* _Text extract_

________

Charles Knight’s mural of the Agate Springs ecosystem. © Field Museum, CC BY-NC 4.0
Today, less than 30% of the Agate Springs bone bed has been excavated, but not for a lack of effort. Teams from a half dozen museums visited the site between 1900 and 1925, with the Carnegie Museum of Natural History (CM), the University of Nebraska State Museum (UNSM), and the American Museum of Natural History (AMNH) establishing large-scale excavations and returning year after year. As we shall see, the relationships between these teams were not always amicable, making this period at Agate Springs a window into the preoccupations of museum workers at the turn of the century. Agate Springs also illustrates how east coast paleontologists interacted with and relied on local people, defending their social capital as jealously as any fossil deposit. Finally, museums’ interest in Agate Springs in the mid 20th century exemplifies how exhibitions had evolved during the intervening period.
The setting
Agate Springs is unceded Sioux territory, occupied by settlers after the Kansas-Nebraska Act of 1854. James Cook purchased the treeless tract of rolling hills from his father-in-law in 1887, naming it Agate Springs after the rocky banks of the nearby Niobrara River. James and Kate Cook established a ranch where they raised horses and cattle, and Agate Springs became a popular stop for travelers on their way to Cheyenne, Wyoming.
The Cooks were aware of bones weathering out of the hills as far back as 1885, when the land was still owned by Kate’s father. James knew that scientists were on the lookout for fossils in the region—by one account he worked for O.C. Marsh as a translator in 1874. Once the ranch was established, he began writing to museums, including UNSM in Lincoln and the Carnegie Museum in Pittsburgh, inviting them to visit Agate Springs. A UNSM party led by Erwin Barbour was the first to drop by, spending a night at the Cook homestead in July 1892. Chiefly concerned with collecting “devil’s corkscrews” (ancient beaver burrows) north of the Niobrara, Barbour sent his student F.C. Kenyon to check out the bones Cook promised in the nearby hills. Kenyon collected as much as he could carry, but his report apparently did not excite Barbour, and the UNSM party moved on.

________

[Coordinate annotation entries]
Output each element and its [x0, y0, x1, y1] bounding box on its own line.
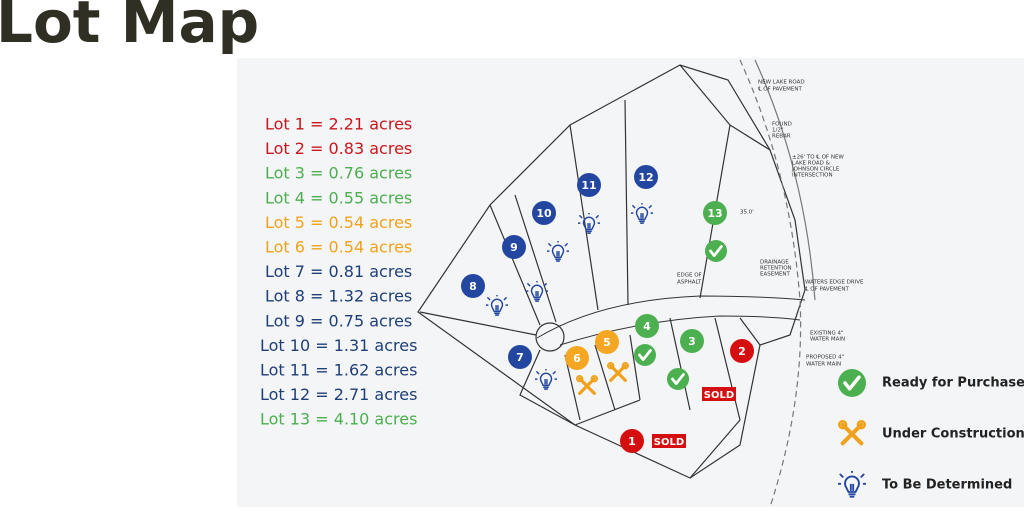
map-annotation: ±26' TO ℄ OF NEW	[792, 154, 844, 161]
map-annotation: EDGE OF	[677, 273, 702, 279]
lot-marker-label: 7	[516, 351, 524, 364]
status-legend: Ready for Purchase Under Construction To B…	[838, 369, 1024, 498]
lot-marker	[730, 339, 754, 363]
map-annotation: WATER MAIN	[806, 362, 841, 368]
lot-marker	[532, 201, 556, 225]
sold-badge-label: SOLD	[704, 390, 734, 401]
lot-marker	[680, 329, 704, 353]
lot-marker-label: 8	[469, 280, 477, 293]
check-icon	[634, 344, 656, 366]
map-annotation: REBAR	[772, 134, 791, 140]
legend-label: Under Construction	[882, 427, 1024, 442]
lot-marker	[595, 330, 619, 354]
map-annotation: 35.0'	[740, 210, 754, 216]
check-icon	[838, 369, 866, 397]
map-annotation: WATERS EDGE DRIVE	[805, 280, 864, 286]
map-annotation: JOHNSON CIRCLE	[791, 167, 840, 173]
lot-marker	[461, 274, 485, 298]
lot-marker-label: 12	[638, 171, 653, 184]
lot-marker	[577, 173, 601, 197]
map-annotation: PROPOSED 4"	[806, 355, 844, 361]
map-annotation: WATER MAIN	[810, 337, 845, 343]
lot-acreage: Lot 4 = 0.55 acres	[265, 188, 412, 207]
legend-label: To Be Determined	[882, 478, 1012, 493]
lot-marker-label: 2	[738, 345, 746, 358]
lot-acreage: Lot 5 = 0.54 acres	[265, 213, 412, 232]
lot-marker-label: 10	[536, 207, 552, 220]
map-annotation: LAKE ROAD &	[792, 161, 831, 167]
lot-acreage: Lot 7 = 0.81 acres	[265, 262, 412, 281]
check-icon	[667, 368, 689, 390]
lot-acreage: Lot 9 = 0.75 acres	[265, 311, 412, 330]
page-title: Lot Map	[0, 0, 259, 56]
lot-acreage: Lot 8 = 1.32 acres	[265, 287, 412, 306]
map-annotation: INTERSECTION	[792, 173, 833, 179]
lot-marker-label: 3	[688, 335, 696, 348]
lot-marker	[502, 235, 526, 259]
map-annotation: EXISTING 4"	[810, 331, 844, 337]
map-annotations: NEW LAKE ROAD℄ OF PAVEMENTFOUND1/2"REBAR…	[677, 80, 864, 368]
lot-acreage: Lot 12 = 2.71 acres	[260, 385, 417, 404]
sold-badge	[702, 387, 736, 401]
lot-acreage: Lot 11 = 1.62 acres	[260, 361, 417, 380]
map-annotation: RETENTION	[760, 266, 792, 272]
lot-acreage: Lot 13 = 4.10 acres	[260, 410, 417, 429]
map-annotation: FOUND	[772, 122, 792, 128]
legend-label: Ready for Purchase	[882, 376, 1024, 391]
map-annotation: DRAINAGE	[760, 260, 789, 266]
lot-acreage: Lot 6 = 0.54 acres	[265, 238, 412, 257]
map-annotation: 1/2"	[772, 128, 783, 134]
lot-marker	[635, 314, 659, 338]
map-annotation: EASEMENT	[760, 272, 791, 278]
lot-acreage: Lot 3 = 0.76 acres	[265, 164, 412, 183]
lot-marker	[634, 165, 658, 189]
lot-marker-label: 9	[510, 241, 518, 254]
lot-acreage: Lot 2 = 0.83 acres	[265, 139, 412, 158]
lot-marker-label: 1	[628, 435, 636, 448]
lot-marker	[565, 346, 589, 370]
lot-acreage: Lot 1 = 2.21 acres	[265, 115, 412, 134]
lot-acreage: Lot 10 = 1.31 acres	[260, 336, 417, 355]
lot-marker-label: 4	[643, 320, 651, 333]
lot-marker	[508, 345, 532, 369]
lot-marker	[703, 201, 727, 225]
lot-marker-label: 6	[573, 352, 581, 365]
lot-marker-label: 13	[707, 207, 722, 220]
map-annotation: ℄ OF PAVEMENT	[805, 286, 849, 293]
lot-marker-label: 11	[581, 179, 596, 192]
map-annotation: ℄ OF PAVEMENT	[758, 86, 802, 93]
sold-badge	[652, 434, 686, 448]
map-annotation: NEW LAKE ROAD	[758, 80, 805, 86]
lot-acreage-list: Lot 1 = 2.21 acres Lot 2 = 0.83 acres Lot …	[260, 115, 417, 429]
map-annotation: ASPHALT	[677, 280, 702, 286]
lot-marker-label: 5	[603, 336, 611, 349]
check-icon	[705, 240, 727, 262]
lot-marker	[620, 429, 644, 453]
sold-badge-label: SOLD	[654, 437, 684, 448]
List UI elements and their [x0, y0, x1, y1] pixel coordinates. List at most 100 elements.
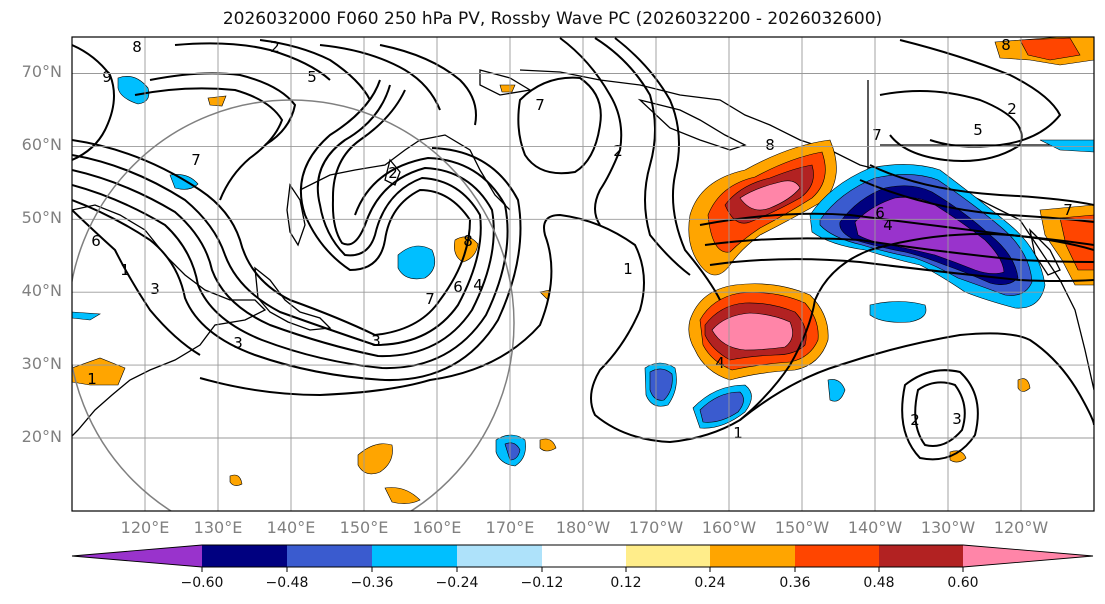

________

* _Directives_
a) In the Agate Springs history, from whom did James Cook purchase the tract in 1887?
b) Pick up the Agate Springs history after its last sentence and write what comes next.

* _Outputs_
a) He purchased it from his father-in-law.

b)
It would be twelve years before another paleontologist visited Agate Springs. Olaf Peterson of the Carnegie Museum stopped by the ranch in early August of 1904, at the end of a tumultuous field season in western Nebraska. Peterson had received a telegram on July 4 that his brother-in-law, boss, and mentor John Bell Hatcher had died of typhoid. Peterson intended to cut the season short, but Carnegie Museum director William Holland denied the request, writing in no uncertain terms that Peterson was to continue his work in Nebraska. Later in July, Peterson fell ill himself, and spent several days recovering in Fort Robinson. Suffice it to say, Peterson was not in the best of moods when he arrived at Agate Springs.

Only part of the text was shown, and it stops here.